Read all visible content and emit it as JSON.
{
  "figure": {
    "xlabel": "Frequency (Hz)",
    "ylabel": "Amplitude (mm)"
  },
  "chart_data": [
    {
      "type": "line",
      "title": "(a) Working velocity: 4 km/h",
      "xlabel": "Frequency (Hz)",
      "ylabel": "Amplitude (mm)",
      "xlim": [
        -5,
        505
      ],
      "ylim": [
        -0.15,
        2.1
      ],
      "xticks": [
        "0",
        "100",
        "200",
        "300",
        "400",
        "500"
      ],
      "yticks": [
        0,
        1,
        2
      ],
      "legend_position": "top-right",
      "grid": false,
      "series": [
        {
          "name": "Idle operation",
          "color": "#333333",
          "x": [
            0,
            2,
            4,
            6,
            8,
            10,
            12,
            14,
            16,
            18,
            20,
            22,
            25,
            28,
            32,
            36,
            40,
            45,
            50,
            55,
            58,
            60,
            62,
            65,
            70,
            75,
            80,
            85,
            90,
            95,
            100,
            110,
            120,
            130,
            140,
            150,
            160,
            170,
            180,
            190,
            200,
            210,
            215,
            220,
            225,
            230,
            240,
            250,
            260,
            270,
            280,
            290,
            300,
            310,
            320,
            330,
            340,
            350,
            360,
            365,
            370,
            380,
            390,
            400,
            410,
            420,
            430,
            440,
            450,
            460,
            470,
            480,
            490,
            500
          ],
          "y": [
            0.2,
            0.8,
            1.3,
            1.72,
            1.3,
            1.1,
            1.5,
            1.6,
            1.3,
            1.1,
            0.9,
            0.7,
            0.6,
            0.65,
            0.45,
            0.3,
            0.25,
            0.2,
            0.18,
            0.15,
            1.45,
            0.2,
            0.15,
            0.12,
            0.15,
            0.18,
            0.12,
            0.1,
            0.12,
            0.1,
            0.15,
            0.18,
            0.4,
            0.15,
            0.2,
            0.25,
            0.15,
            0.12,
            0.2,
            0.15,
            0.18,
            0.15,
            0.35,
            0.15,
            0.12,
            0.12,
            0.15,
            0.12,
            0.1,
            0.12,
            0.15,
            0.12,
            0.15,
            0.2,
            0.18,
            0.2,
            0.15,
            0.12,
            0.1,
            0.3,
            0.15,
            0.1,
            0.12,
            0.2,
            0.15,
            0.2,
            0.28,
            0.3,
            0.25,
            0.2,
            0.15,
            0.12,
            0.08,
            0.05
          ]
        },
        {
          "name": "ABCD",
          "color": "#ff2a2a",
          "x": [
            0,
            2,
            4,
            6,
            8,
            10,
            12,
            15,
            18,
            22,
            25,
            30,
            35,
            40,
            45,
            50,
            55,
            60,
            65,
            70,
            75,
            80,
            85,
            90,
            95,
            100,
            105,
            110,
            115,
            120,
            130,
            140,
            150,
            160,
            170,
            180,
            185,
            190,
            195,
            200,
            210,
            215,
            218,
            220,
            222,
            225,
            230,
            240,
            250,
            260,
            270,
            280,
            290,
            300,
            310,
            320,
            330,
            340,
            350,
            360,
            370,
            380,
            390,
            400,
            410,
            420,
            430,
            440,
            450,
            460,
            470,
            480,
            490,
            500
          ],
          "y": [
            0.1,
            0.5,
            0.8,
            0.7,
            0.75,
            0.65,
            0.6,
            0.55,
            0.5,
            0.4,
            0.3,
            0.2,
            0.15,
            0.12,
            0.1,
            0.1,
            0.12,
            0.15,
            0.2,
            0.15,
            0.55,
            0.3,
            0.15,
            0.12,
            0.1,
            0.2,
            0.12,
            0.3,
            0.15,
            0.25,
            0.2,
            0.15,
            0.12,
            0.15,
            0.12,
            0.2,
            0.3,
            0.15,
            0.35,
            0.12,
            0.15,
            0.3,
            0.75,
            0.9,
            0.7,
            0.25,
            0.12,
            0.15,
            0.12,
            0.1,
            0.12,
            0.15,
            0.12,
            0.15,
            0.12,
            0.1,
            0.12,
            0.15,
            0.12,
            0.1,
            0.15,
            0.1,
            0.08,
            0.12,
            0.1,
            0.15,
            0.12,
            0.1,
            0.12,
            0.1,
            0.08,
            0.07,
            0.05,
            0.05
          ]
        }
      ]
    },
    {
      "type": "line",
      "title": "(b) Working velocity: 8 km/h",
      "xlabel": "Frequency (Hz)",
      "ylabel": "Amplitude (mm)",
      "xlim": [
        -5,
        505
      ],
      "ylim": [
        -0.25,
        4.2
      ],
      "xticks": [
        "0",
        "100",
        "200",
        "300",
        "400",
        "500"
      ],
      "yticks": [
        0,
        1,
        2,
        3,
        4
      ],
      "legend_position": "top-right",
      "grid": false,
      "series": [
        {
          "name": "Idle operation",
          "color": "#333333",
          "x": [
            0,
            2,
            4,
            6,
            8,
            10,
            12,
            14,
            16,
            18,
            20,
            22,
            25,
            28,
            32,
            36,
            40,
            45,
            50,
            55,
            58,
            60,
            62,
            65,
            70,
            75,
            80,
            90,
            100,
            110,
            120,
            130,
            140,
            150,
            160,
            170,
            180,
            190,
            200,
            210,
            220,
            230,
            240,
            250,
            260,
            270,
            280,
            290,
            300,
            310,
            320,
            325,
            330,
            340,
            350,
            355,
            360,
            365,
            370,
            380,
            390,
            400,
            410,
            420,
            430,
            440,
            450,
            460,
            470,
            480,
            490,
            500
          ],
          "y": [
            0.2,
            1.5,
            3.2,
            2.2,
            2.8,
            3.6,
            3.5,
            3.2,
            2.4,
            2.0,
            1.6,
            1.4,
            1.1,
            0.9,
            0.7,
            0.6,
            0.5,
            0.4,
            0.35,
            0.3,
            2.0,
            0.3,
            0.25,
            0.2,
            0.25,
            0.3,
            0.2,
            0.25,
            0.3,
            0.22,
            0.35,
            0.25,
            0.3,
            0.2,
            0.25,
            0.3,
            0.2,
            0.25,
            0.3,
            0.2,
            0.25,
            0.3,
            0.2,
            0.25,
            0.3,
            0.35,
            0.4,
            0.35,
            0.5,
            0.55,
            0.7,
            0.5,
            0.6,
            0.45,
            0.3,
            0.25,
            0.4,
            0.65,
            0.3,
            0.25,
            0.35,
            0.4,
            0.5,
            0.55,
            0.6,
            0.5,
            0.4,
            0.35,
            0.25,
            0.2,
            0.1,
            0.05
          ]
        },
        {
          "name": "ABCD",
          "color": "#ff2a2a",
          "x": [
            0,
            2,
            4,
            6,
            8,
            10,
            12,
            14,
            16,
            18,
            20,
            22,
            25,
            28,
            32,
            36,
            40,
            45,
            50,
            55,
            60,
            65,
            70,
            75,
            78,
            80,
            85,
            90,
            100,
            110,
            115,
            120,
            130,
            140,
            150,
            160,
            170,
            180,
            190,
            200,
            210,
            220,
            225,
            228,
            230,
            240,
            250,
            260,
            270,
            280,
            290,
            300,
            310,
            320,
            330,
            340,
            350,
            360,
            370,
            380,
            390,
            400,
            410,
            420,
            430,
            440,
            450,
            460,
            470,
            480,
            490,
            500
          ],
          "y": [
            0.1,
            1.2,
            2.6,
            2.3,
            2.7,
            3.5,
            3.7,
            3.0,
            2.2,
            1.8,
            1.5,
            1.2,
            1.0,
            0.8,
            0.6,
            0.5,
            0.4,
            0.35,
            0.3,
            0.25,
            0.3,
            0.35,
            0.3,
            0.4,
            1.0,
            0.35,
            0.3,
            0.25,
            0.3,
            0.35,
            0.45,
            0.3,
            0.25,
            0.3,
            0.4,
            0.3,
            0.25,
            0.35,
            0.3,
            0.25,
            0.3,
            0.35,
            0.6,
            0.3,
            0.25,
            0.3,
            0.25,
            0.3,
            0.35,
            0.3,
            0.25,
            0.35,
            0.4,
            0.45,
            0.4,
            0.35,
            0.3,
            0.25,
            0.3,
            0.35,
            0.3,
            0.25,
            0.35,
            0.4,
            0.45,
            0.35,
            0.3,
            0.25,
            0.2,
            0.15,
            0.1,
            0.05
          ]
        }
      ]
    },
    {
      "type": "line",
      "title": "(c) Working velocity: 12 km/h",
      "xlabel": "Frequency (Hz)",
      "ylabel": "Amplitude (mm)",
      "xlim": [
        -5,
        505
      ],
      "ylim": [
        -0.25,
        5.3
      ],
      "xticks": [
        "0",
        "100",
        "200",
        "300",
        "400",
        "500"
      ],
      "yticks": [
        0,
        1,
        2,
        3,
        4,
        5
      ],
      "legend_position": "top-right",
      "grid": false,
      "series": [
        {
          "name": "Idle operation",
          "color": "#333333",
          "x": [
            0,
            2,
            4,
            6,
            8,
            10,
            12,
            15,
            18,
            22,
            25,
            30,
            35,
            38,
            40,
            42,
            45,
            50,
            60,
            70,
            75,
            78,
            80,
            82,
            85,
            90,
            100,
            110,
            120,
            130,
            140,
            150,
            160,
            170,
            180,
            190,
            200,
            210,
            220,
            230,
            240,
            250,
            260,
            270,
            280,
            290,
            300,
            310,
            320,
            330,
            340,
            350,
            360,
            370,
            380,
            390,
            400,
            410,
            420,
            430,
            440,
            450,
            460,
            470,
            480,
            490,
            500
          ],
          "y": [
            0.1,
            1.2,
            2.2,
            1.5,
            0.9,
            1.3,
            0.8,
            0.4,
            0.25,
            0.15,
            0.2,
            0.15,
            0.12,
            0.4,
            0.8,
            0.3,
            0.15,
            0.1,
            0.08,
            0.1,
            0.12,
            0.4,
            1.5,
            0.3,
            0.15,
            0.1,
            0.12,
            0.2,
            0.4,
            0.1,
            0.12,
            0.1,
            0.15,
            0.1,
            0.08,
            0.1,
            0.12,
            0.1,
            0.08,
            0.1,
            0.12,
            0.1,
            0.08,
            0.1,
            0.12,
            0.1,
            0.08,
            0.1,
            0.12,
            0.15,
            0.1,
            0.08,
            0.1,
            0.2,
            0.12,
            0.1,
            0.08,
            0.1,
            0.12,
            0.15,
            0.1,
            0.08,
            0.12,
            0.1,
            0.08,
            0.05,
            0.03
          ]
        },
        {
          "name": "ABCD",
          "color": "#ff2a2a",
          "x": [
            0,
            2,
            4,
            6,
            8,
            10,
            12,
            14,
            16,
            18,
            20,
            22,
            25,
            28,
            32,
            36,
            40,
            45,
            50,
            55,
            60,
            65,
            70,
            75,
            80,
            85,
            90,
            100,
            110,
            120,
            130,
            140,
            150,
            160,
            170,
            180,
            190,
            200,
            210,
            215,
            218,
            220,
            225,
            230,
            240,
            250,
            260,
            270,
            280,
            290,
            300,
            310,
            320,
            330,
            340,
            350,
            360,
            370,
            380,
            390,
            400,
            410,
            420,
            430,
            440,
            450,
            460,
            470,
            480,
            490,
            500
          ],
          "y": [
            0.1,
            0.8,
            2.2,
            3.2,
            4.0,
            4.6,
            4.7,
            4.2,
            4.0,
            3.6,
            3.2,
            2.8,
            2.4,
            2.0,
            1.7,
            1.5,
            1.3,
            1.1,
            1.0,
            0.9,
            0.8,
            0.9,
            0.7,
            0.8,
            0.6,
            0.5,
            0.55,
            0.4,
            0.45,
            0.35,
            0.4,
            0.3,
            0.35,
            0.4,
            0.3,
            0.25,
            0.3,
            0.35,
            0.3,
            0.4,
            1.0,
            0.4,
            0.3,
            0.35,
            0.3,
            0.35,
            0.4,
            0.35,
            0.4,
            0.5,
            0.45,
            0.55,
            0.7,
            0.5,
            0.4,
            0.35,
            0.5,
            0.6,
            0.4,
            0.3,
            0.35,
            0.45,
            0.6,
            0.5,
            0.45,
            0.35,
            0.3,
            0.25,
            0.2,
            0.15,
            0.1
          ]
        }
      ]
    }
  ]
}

What needs to be done – State the number of lines above that hold the string "Working", with nothing added.

Answer to the exercise – 3